This sermon was preached at Grace Lutheran Church (River Forest, IL) on February 6, the Fifth Sunday after Epiphany. You can watch the service here and check out the bulletin, too. The image is a photo of the Isaiah window at Grace, taken by me.

Sisters and brothers in Christ, grace be unto you and peace in the name God the Father and our Lord and Savior, Jesus Christ. Amen.

  1. You don’t always see it coming, but you know when it happens. The wet ground, present just a second ago under your feet, is no longer there. Able to stand just a moment, you suddenly realize you need to swim. You are in the deep, perhaps in too deep, and it can come upon you suddenly, like finding yourself on your final Wordle guess with multiple possible answers remaining. I made it in four today, by the way. We’ve all felt it, experienced with sudden clarity that we’re in over our heads. Perhaps on the first day of college, finding out that you’re no longer the smartest person in the room. Or in a new job, realizing that the duties and demands are beyond you. Often, of course, we rise to the occasion. I still remember waking up that morning. Greta, our eldest child, was not yet two weeks old. I looked around the house, confused by its chaos. Why wasn’t the laundry done? Why wasn’t breakfast ready? In a moment it hit me; Erika’s mother, who had been staying with us, had left for home the day before. The task of caring for a newborn, which seemed so manageable up until then, suddenly seemed impossible. Sure, we’d been exhausted and confused, but now it was getting real. And the reality was overwhelming. Certainly, we figured it out; more or less, anyway. Life doesn’t always work out that way, of course. Sometimes the water is too deep, and that moment when we first find ourselves in the deep end can be terrifying, disorienting.
  2. Our readings this morning toss us into the deep end. First, we find ourselves with Isaiah, who is not so much in over his head as he is taken up over his head. He stands, in a vision, in the heavenly throne room; nothing in his experience has prepared him for this. Six-winged seraphs throng about the throne, covering their faces lest they look directly upon the Lord. The foundations shake and the smoke swirls. Isaiah is where no human should be able to stand; to look upon the fact of God, Isaiah knows, is to die. Instead of glorying in the moment, Isaiah despairs. The holiness of the Lord points out his own unworthiness, his own sinfulness. How long will he abide after looking upon the King, the Lord of hosts?
  3. Simon Peter looks God in the face today, too, although the situation and surroundings could hardly be more different. Gone are temple and throne; there’s not a seraph in the sky. The Lord of hosts walks now among the people, their everyday worries and quotidian cares. Simon, exhausted from a fruitless, fishless evening of labor, is likely beside himself. Who does this Jesus think he is, this landlubber, this carpenter’s kid, to give him advice about fishing? Peter’s response to Jesus’ instruction has been echoed through the church for twenty centuries: But we’ve never done it that way before! But something about Jesus convinces Peter to listen; perhaps he catches a glimpse of kingship as Jesus’ gaze meets his own. “Put out into the deep water,” Jesus tells them, “and let down your nets for a catch.” Into the deep water. Jesus wants us to catch the memory of creation, when darkness covered the face of the deep and all was watery chaos. That water was not too deep for God; it yielded to God’s creative Word. This little lake of Gennesaret is certainly no match for that same creative Word, now the incarnate Christ. This Jesus retains his power over creation, filling their nets to the breaking point, threatening to swamp their boats. Simon knows he is in the presence of the Lord, that somehow the King has left the heavenly throne room and come to Galilee’s shore. In the presence of God, Simon knows he’s in too deep. Like Isaiah, he does not revel in the glory but cowers in fear. The presence of God highlights for Simon his own sin.

Extracted records |

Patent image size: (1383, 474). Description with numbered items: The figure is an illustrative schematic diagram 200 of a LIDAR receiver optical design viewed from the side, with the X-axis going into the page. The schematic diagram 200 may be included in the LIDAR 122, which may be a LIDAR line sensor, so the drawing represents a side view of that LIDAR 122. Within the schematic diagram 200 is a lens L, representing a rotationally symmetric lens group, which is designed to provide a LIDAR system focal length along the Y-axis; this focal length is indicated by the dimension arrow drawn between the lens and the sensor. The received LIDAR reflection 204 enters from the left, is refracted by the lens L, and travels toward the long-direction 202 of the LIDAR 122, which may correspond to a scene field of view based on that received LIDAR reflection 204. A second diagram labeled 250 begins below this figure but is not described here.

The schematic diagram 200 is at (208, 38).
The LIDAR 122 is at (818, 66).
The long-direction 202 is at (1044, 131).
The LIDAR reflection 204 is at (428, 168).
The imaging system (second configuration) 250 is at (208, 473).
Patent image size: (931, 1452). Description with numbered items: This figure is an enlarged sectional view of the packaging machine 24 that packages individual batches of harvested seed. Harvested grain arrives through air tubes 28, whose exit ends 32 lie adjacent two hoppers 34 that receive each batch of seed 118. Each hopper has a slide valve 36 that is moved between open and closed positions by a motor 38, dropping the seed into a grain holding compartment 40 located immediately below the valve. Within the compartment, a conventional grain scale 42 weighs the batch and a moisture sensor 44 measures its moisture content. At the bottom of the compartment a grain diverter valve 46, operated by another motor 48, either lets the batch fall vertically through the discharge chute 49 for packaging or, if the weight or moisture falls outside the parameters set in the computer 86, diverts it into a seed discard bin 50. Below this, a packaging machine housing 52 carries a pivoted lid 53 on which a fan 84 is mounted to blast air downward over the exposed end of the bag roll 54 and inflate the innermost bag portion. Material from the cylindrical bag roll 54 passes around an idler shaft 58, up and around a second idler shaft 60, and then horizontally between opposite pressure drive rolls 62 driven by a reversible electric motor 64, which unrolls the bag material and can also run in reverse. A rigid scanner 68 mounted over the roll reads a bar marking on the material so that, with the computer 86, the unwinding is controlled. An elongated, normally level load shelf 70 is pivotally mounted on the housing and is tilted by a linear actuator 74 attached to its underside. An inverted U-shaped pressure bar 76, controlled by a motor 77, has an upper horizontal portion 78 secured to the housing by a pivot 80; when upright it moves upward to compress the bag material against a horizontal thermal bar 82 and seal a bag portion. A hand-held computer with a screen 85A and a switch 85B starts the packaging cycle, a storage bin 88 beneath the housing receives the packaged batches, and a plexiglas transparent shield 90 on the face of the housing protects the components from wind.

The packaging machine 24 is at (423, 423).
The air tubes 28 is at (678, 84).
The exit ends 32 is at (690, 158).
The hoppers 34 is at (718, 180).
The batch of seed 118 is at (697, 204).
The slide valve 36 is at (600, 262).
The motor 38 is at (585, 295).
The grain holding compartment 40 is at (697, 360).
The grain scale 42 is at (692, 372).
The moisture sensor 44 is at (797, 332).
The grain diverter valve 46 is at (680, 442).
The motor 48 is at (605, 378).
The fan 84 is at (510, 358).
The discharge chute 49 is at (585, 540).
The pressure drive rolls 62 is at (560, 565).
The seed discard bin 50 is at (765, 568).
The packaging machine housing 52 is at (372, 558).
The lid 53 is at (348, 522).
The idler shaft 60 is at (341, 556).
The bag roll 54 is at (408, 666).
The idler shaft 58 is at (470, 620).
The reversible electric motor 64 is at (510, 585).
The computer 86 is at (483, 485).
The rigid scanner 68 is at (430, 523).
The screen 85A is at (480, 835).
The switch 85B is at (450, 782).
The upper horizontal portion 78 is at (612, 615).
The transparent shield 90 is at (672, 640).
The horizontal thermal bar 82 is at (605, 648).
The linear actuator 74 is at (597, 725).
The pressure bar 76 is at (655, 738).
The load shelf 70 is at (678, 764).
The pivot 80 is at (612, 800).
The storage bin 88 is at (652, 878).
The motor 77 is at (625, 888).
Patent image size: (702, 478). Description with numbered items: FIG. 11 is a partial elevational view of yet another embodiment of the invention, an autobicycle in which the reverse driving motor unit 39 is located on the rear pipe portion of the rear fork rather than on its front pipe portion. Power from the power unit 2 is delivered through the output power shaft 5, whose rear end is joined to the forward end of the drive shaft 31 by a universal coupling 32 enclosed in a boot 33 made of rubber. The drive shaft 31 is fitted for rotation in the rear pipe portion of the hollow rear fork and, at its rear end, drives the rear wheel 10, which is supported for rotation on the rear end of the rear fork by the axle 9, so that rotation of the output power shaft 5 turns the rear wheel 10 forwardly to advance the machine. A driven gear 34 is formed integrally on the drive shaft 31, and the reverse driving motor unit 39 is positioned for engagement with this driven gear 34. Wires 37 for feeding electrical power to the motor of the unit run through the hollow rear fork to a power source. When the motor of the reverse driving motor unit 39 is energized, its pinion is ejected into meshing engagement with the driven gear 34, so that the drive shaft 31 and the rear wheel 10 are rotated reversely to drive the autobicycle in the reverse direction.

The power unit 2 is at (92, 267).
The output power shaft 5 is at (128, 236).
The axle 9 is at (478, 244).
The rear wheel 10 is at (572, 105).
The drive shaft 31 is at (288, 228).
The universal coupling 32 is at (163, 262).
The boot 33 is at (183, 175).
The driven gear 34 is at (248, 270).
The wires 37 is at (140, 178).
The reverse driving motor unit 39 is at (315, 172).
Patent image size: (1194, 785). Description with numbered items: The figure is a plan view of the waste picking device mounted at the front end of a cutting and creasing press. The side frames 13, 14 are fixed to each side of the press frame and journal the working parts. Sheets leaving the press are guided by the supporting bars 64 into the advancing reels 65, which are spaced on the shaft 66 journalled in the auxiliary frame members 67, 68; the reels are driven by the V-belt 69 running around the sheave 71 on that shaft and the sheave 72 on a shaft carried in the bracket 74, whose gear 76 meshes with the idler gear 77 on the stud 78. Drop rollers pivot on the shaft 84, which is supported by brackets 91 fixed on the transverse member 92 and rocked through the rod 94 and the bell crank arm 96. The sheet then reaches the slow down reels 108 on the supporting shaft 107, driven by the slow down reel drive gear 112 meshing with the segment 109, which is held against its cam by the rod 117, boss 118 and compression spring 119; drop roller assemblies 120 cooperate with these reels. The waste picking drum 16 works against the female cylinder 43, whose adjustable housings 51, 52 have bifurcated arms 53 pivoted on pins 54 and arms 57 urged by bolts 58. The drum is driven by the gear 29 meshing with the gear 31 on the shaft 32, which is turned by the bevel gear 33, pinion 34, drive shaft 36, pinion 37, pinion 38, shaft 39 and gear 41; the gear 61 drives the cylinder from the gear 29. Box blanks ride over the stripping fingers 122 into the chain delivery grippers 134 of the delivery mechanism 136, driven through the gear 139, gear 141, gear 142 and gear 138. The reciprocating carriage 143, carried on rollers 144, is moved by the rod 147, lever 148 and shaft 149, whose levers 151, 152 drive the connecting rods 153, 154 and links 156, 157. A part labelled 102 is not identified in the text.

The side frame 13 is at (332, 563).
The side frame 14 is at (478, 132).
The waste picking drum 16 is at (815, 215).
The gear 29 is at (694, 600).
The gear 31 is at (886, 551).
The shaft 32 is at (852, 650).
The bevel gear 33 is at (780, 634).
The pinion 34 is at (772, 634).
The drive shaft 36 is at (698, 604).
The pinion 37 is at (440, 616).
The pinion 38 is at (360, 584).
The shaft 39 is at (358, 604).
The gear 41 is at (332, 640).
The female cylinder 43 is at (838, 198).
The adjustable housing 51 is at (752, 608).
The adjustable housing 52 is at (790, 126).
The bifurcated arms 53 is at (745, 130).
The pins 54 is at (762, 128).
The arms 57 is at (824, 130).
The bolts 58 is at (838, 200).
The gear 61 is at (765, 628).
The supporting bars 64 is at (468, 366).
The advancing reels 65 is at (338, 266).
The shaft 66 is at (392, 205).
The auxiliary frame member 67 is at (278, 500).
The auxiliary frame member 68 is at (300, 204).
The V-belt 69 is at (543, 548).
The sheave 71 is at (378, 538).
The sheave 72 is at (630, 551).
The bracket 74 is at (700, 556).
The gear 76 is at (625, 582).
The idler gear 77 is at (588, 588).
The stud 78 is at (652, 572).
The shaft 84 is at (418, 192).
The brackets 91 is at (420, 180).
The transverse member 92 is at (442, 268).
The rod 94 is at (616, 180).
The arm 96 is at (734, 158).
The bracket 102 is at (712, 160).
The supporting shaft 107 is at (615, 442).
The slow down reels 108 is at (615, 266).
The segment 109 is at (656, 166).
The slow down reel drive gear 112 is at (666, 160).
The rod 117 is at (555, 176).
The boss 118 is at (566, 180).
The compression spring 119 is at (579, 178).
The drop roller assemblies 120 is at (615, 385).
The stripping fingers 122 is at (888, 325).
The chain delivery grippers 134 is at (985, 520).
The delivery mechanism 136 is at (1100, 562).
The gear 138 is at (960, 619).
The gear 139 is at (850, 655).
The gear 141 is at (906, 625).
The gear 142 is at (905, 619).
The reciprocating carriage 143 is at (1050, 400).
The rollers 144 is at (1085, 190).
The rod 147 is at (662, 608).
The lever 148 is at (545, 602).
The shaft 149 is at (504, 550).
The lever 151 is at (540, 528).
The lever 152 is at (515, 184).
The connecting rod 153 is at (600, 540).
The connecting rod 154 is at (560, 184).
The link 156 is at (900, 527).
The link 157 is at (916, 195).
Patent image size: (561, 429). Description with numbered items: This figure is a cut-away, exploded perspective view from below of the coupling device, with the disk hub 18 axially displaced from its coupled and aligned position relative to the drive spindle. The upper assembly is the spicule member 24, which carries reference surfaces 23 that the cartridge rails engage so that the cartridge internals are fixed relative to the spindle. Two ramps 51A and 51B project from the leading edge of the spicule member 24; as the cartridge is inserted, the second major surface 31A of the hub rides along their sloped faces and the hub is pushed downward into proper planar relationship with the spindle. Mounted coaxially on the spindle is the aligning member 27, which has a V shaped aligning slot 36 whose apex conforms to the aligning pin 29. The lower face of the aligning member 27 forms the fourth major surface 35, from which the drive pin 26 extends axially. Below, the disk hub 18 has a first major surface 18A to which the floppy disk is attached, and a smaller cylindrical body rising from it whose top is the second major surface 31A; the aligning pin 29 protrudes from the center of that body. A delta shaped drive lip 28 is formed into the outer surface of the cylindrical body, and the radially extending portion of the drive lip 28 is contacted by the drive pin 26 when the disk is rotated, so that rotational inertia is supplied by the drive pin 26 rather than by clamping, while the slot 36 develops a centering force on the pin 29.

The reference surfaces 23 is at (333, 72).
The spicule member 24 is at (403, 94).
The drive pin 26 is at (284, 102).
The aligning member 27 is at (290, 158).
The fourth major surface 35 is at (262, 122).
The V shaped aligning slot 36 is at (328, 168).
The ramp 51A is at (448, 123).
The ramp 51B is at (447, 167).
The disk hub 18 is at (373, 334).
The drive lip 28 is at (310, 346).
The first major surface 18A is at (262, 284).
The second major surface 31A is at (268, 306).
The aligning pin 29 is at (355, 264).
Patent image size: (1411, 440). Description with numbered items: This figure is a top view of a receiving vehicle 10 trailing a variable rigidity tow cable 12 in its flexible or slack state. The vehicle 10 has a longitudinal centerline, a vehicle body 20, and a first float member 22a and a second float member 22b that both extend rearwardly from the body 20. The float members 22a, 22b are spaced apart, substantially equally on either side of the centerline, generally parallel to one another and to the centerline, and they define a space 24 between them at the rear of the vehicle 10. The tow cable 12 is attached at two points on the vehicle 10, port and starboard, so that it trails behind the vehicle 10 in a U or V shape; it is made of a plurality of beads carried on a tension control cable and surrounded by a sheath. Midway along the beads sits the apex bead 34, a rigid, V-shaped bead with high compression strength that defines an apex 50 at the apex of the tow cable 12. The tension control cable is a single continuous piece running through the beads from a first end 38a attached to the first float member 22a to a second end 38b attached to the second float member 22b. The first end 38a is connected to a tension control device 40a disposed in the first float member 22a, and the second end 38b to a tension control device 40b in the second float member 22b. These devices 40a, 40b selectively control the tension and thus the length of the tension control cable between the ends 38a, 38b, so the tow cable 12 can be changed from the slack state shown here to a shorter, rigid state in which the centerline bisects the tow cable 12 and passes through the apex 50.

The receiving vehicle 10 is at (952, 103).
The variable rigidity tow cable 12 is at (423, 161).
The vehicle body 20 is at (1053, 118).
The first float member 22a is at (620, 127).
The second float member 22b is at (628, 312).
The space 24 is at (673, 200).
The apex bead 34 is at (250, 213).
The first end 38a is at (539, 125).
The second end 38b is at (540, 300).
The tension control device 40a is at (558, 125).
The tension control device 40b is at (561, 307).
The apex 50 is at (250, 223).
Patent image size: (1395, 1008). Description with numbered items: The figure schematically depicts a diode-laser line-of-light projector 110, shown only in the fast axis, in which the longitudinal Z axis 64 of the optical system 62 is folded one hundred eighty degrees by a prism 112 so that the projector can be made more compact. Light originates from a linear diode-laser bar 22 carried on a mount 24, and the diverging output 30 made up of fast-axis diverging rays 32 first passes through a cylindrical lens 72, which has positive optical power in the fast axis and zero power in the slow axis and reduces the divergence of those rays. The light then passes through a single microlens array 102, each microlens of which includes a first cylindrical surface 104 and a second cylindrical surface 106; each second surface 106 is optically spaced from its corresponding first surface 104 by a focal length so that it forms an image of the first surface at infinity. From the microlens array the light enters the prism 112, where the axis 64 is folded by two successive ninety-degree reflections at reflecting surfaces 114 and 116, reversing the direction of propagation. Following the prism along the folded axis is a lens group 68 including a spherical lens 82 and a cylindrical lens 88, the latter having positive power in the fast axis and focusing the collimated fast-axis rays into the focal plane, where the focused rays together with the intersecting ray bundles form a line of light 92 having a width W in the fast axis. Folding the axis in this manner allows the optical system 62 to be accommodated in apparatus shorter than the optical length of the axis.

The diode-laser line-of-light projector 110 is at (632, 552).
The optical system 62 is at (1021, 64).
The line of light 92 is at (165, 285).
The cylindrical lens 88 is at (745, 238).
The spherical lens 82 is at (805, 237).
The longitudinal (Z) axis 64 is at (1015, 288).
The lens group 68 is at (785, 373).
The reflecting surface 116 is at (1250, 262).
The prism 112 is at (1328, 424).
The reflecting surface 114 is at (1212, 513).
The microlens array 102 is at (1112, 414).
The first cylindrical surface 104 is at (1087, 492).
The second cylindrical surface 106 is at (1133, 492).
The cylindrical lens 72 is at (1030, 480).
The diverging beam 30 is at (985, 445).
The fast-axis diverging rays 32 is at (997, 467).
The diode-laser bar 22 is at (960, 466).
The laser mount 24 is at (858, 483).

Task 1 | Reproduce the part of the sermon between "2. Our readings" and "Lord of hosts?", inclusive.
Task 2 |
Answer these questions about the sermon:
(a) At which church was the sermon preached?
(b) How old was Greta on the morning the speaker describes?
(c) How many wings do the seraphs in Isaiah's vision have?
Task 3 | Write the next part of the sermon on Isaiah and Simon Peter, beginning after its last sentence.
The lines after the sermon are separate material and have nothing to do with it.

Expected output 1 |
2. Our readings this morning toss us into the deep end. First, we find ourselves with Isaiah, who is not so much in over his head as he is taken up over his head. He stands, in a vision, in the heavenly throne room; nothing in his experience has prepared him for this. Six-winged seraphs throng about the throne, covering their faces lest they look directly upon the Lord. The foundations shake and the smoke swirls. Isaiah is where no human should be able to stand; to look upon the fact of God, Isaiah knows, is to die. Instead of glorying in the moment, Isaiah despairs. The holiness of the Lord points out his own unworthiness, his own sinfulness. How long will he abide after looking upon the King, the Lord of hosts?

Expected output 2 |
(a) Grace Lutheran Church in River Forest, IL.
(b) Not yet two weeks old.
(c) Six.

Expected output 3 |
  4. In the presence of the Lord, Isaiah and Simon discover mercy and grace. Mercy, for they are indeed sinful, yet God does not give them what they deserve. Neither man is worthy to stand before God, and God doesn’t dispute that fact. They are sinners. They don’t need positive reinforcement or gentle encouragement. They need the forgiveness and cleansing that come only by grace, the free gift of the God who will not leave them in their sin. Isaiah is purified by fire, with a hot coal placed upon his lips. Through that fire, his sin is blotted out. Forgiven, he is sent to preach God’s hard, holy Word to the people. Simon Peter receives the grace of a Lord who will not send him away, a Lord who will instead send him with new purpose. He and his friends will catch fish no more; now they will catch people up into the reign of God.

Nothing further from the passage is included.